• Listed entries:
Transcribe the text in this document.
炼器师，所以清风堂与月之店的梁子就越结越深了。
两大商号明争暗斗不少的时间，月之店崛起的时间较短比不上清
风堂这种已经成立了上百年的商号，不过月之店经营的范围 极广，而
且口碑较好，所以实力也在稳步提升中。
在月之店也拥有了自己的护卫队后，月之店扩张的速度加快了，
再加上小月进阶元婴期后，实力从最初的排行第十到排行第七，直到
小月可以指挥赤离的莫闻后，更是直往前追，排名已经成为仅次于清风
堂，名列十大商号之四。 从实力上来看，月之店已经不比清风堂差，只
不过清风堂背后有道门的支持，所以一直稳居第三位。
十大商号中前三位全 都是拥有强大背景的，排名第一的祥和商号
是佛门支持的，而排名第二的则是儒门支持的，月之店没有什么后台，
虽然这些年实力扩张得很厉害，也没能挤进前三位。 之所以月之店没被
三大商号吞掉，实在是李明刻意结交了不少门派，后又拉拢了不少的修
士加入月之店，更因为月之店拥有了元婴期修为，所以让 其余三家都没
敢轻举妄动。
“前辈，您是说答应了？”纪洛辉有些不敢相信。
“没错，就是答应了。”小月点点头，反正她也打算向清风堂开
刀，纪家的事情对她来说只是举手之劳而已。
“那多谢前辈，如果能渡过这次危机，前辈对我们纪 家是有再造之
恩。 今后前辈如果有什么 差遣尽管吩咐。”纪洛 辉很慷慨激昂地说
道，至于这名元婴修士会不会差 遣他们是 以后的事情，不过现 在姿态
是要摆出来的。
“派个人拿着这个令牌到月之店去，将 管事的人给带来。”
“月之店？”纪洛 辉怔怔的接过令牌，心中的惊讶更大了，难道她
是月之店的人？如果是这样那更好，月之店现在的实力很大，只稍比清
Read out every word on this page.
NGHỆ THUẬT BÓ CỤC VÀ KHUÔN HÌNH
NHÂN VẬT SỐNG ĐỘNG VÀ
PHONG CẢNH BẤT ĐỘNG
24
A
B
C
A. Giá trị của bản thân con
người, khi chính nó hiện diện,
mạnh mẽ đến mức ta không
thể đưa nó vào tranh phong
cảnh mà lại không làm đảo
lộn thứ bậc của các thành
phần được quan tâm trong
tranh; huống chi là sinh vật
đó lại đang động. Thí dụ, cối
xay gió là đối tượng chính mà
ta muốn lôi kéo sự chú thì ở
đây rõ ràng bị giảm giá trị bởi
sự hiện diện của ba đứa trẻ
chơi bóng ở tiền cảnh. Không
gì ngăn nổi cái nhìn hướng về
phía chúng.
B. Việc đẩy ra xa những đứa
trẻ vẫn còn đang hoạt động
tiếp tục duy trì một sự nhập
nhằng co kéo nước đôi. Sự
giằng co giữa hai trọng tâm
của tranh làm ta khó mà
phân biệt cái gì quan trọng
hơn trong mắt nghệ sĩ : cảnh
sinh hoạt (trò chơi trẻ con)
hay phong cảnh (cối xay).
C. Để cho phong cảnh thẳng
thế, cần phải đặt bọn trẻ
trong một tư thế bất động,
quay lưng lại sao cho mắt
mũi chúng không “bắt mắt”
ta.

• Set task: Using the entries above, state how many lines include the word "quan", with no other words.

• Correct output: 2